■ **What the task asks**
In the copy, keep every record exact and leave out all images.

[Dataset items]
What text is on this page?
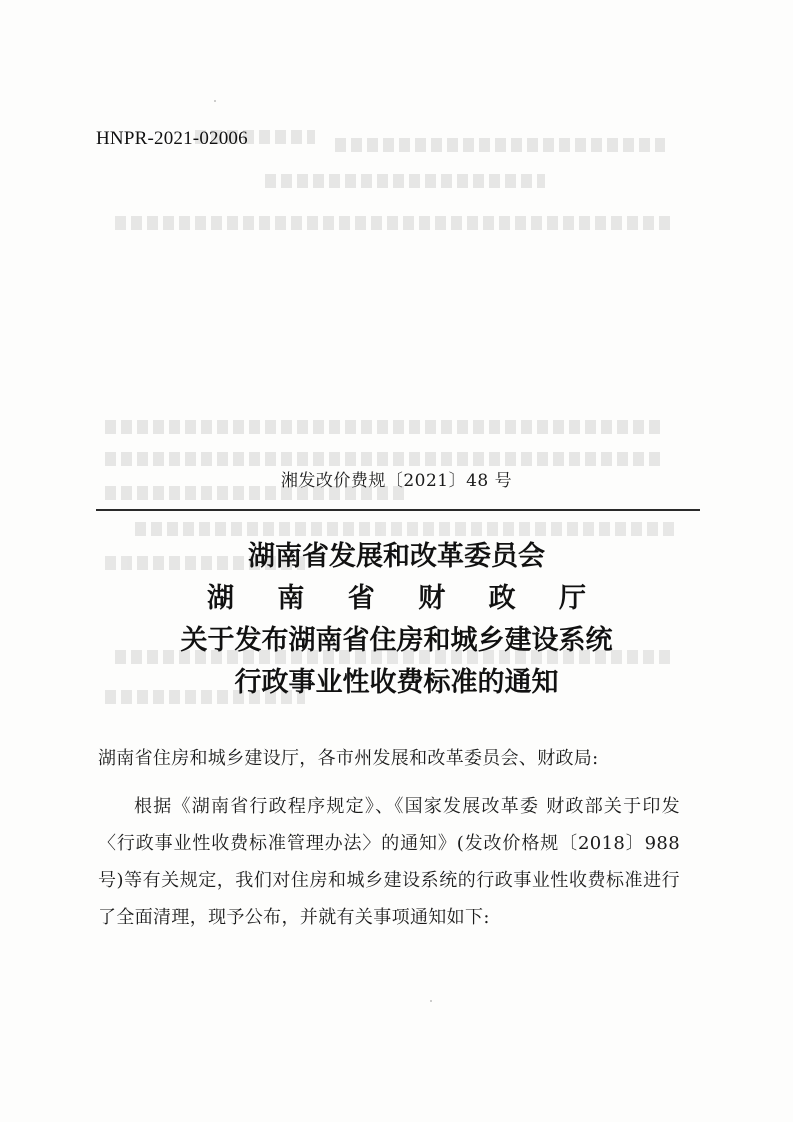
HNPR-2021-02006
湘发改价费规〔2021〕48 号
湖南省发展和改革委员会
湖 南 省 财 政 厅
关于发布湖南省住房和城乡建设系统
行政事业性收费标准的通知
湖南省住房和城乡建设厅，各市州发展和改革委员会、财政局:
根据《湖南省行政程序规定》、《国家发展改革委 财政部关于印发〈行政事业性收费标准管理办法〉的通知》(发改价格规〔2018〕988 号)等有关规定，我们对住房和城乡建设系统的行政事业性收费标准进行了全面清理，现予公布，并就有关事项通知如下:
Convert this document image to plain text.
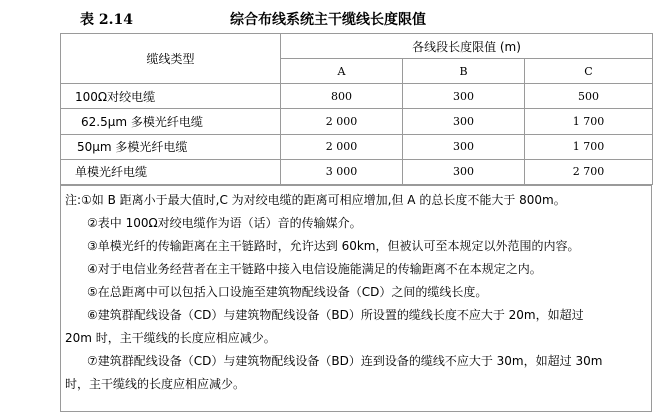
表 2.14	综合布线系统主干缆线长度限值
缆线类型	各线段长度限值 (m)		
	A	B	C
100Ω对绞电缆	800	300	500
62.5μm 多模光纤电缆	2 000	300	1 700
50μm 多模光纤电缆	2 000	300	1 700
单模光纤电缆	3 000	300	2 700
注:①如 B 距离小于最大值时,C 为对绞电缆的距离可相应增加,但 A 的总长度不能大于 800m。
②表中 100Ω对绞电缆作为语（话）音的传输媒介。
③单模光纤的传输距离在主干链路时，允许达到 60km，但被认可至本规定以外范围的内容。
④对于电信业务经营者在主干链路中接入电信设施能满足的传输距离不在本规定之内。
⑤在总距离中可以包括入口设施至建筑物配线设备（CD）之间的缆线长度。
⑥建筑群配线设备（CD）与建筑物配线设备（BD）所设置的缆线长度不应大于 20m，如超过
20m 时，主干缆线的长度应相应减少。
⑦建筑群配线设备（CD）与建筑物配线设备（BD）连到设备的缆线不应大于 30m，如超过 30m
时，主干缆线的长度应相应减少。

■ **Solution for this task**
What text is on this page?
HNPR-2021-02006
湘发改价费规〔2021〕48 号
湖南省发展和改革委员会
湖 南 省 财 政 厅
关于发布湖南省住房和城乡建设系统
行政事业性收费标准的通知
湖南省住房和城乡建设厅，各市州发展和改革委员会、财政局:
根据《湖南省行政程序规定》、《国家发展改革委 财政部关于印发〈行政事业性收费标准管理办法〉的通知》(发改价格规〔2018〕988 号)等有关规定，我们对住房和城乡建设系统的行政事业性收费标准进行了全面清理，现予公布，并就有关事项通知如下:
Convert this document image to plain text.
表 2.14	综合布线系统主干缆线长度限值
缆线类型	各线段长度限值 (m)		
	A	B	C
100Ω对绞电缆	800	300	500
62.5μm 多模光纤电缆	2 000	300	1 700
50μm 多模光纤电缆	2 000	300	1 700
单模光纤电缆	3 000	300	2 700
注:①如 B 距离小于最大值时,C 为对绞电缆的距离可相应增加,但 A 的总长度不能大于 800m。
②表中 100Ω对绞电缆作为语（话）音的传输媒介。
③单模光纤的传输距离在主干链路时，允许达到 60km，但被认可至本规定以外范围的内容。
④对于电信业务经营者在主干链路中接入电信设施能满足的传输距离不在本规定之内。
⑤在总距离中可以包括入口设施至建筑物配线设备（CD）之间的缆线长度。
⑥建筑群配线设备（CD）与建筑物配线设备（BD）所设置的缆线长度不应大于 20m，如超过
20m 时，主干缆线的长度应相应减少。
⑦建筑群配线设备（CD）与建筑物配线设备（BD）连到设备的缆线不应大于 30m，如超过 30m
时，主干缆线的长度应相应减少。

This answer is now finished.